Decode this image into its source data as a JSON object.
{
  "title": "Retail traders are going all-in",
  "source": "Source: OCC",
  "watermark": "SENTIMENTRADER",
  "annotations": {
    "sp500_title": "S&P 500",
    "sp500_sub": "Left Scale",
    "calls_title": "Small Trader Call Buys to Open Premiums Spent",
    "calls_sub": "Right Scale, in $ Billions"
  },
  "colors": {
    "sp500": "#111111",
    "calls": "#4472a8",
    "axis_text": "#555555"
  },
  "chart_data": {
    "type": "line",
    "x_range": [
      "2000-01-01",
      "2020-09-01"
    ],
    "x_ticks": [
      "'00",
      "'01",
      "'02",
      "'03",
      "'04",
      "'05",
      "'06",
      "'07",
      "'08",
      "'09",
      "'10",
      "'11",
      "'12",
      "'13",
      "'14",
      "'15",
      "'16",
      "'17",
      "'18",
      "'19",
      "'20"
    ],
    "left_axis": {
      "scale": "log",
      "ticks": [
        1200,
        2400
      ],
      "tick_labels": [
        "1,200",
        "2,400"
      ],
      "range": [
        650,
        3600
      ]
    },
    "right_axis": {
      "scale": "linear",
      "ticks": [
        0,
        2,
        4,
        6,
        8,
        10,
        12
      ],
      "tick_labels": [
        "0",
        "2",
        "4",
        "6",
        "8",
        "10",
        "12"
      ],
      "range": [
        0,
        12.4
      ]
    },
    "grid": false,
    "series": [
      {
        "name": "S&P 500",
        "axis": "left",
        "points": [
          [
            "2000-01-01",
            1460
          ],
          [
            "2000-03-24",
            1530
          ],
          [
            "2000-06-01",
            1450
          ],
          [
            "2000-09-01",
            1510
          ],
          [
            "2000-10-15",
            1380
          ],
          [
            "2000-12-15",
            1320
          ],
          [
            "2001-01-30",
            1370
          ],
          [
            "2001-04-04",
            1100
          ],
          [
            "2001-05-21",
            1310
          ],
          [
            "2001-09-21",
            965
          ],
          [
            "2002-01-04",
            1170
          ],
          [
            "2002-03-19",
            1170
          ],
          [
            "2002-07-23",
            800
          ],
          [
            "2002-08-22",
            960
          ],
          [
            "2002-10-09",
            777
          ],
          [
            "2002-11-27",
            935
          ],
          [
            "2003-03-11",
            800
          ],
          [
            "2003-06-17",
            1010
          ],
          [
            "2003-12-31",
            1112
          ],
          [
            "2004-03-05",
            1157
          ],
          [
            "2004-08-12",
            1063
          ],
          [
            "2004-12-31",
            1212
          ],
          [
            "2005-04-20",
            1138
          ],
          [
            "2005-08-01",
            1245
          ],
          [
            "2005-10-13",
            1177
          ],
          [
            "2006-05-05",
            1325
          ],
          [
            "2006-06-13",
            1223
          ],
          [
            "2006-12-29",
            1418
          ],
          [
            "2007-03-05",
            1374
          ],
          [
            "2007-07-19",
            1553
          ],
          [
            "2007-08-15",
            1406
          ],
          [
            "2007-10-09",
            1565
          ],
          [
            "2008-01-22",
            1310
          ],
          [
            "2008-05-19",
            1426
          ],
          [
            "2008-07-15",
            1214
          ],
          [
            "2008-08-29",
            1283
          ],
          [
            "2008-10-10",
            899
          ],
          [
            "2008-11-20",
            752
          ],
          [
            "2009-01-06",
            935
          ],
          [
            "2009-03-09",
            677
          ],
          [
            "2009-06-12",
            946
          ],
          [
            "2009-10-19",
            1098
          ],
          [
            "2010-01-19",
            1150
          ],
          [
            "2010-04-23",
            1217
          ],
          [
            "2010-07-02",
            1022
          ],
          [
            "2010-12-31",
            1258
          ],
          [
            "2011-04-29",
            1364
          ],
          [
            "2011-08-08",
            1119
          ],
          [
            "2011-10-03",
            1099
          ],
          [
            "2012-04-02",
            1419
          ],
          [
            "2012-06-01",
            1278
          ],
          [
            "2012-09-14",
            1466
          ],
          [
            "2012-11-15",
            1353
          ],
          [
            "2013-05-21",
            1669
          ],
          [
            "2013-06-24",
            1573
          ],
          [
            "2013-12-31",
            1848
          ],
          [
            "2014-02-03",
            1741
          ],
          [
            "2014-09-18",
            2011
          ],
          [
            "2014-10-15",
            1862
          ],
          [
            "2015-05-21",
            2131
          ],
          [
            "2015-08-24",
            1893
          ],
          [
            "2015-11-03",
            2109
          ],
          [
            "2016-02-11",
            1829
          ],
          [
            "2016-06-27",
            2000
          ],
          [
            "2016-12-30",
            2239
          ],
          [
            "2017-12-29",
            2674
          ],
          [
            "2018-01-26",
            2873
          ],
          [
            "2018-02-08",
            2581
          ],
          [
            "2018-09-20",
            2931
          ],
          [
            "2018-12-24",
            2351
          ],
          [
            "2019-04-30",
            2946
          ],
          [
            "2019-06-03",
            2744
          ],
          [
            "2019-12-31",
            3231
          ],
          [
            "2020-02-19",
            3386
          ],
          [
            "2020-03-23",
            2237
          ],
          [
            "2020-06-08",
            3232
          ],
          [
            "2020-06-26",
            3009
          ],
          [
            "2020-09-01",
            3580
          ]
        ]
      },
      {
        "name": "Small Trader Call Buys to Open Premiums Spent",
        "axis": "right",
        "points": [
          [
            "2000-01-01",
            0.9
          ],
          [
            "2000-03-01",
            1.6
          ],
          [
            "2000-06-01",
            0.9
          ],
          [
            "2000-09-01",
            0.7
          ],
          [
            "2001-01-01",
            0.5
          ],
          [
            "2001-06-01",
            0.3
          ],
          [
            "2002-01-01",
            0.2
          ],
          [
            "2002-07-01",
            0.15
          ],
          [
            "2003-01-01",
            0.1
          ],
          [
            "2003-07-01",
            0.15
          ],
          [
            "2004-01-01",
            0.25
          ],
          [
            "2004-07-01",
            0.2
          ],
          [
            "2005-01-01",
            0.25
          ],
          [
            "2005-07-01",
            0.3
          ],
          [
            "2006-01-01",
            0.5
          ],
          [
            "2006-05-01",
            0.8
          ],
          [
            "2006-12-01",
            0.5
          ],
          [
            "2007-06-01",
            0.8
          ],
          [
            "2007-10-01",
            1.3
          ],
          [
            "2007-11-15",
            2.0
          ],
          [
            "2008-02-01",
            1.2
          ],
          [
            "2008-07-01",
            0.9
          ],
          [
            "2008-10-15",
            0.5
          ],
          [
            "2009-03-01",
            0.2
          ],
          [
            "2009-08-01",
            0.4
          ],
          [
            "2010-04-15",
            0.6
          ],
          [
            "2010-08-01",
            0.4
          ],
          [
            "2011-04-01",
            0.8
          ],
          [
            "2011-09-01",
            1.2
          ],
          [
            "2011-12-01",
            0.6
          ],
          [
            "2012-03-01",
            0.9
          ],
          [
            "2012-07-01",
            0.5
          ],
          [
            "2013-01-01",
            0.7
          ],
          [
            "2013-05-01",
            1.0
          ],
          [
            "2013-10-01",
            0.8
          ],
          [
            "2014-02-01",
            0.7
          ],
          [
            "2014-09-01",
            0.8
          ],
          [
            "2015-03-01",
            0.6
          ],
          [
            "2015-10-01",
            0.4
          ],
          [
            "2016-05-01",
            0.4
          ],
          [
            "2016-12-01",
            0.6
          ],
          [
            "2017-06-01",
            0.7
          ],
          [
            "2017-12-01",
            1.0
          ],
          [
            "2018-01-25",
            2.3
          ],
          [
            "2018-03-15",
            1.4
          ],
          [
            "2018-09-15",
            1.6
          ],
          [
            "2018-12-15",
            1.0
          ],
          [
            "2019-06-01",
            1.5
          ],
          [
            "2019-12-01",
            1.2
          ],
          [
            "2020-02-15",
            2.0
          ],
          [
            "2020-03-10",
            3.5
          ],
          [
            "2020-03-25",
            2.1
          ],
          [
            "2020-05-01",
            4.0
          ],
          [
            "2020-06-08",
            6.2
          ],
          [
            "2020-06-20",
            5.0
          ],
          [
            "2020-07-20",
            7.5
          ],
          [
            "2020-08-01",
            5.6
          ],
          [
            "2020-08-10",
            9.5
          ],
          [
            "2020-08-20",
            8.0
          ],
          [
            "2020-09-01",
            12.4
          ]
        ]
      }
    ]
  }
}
---
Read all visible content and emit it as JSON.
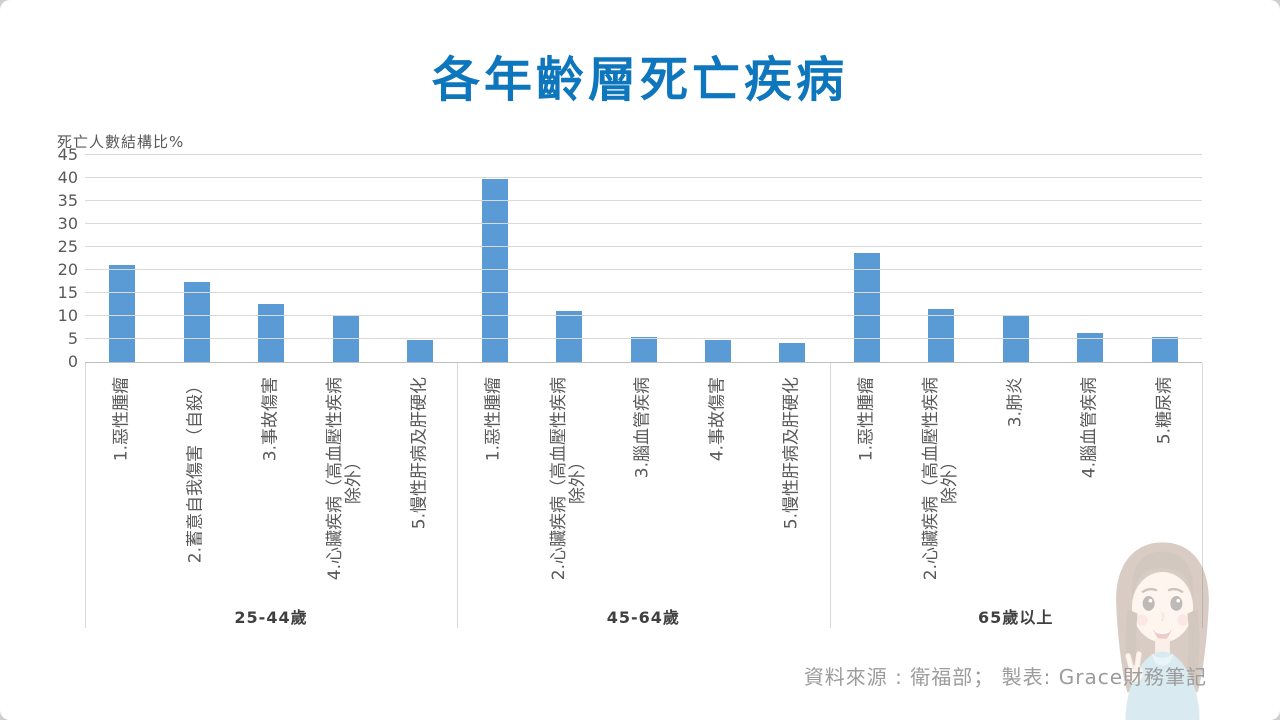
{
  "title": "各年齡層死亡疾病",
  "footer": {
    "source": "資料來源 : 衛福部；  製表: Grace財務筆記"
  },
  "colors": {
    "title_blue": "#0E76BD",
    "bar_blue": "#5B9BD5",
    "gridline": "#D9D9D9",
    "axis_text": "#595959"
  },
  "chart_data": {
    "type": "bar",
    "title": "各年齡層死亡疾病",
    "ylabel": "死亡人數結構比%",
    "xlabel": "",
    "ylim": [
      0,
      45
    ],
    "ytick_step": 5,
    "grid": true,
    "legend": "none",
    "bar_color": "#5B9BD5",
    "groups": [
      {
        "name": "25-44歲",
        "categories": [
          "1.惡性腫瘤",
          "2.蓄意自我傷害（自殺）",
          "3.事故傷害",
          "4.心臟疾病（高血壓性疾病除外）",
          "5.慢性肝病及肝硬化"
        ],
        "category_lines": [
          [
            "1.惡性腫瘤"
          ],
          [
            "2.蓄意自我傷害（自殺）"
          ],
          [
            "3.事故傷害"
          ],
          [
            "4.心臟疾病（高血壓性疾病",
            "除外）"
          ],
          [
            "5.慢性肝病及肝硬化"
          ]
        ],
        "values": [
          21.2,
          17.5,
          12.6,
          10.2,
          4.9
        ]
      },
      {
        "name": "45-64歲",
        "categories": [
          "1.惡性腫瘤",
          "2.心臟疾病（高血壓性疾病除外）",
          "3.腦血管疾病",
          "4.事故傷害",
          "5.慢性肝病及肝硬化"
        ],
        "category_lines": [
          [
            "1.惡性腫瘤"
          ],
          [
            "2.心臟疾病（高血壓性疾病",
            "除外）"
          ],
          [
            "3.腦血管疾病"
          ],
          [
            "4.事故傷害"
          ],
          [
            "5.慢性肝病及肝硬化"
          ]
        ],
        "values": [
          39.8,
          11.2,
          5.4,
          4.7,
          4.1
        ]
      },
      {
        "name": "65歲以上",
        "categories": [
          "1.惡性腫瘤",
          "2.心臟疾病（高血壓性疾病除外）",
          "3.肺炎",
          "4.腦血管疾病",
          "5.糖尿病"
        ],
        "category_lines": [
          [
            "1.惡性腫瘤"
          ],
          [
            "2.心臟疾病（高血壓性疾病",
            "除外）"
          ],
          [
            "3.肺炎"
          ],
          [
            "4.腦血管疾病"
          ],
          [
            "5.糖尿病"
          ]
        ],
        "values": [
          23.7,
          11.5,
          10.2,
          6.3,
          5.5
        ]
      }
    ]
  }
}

• _STATED GOAL_: What is the number of lines that hold the string "Small"? Give it alone.

• _ANSWER TO THIS PROBLEM_: 2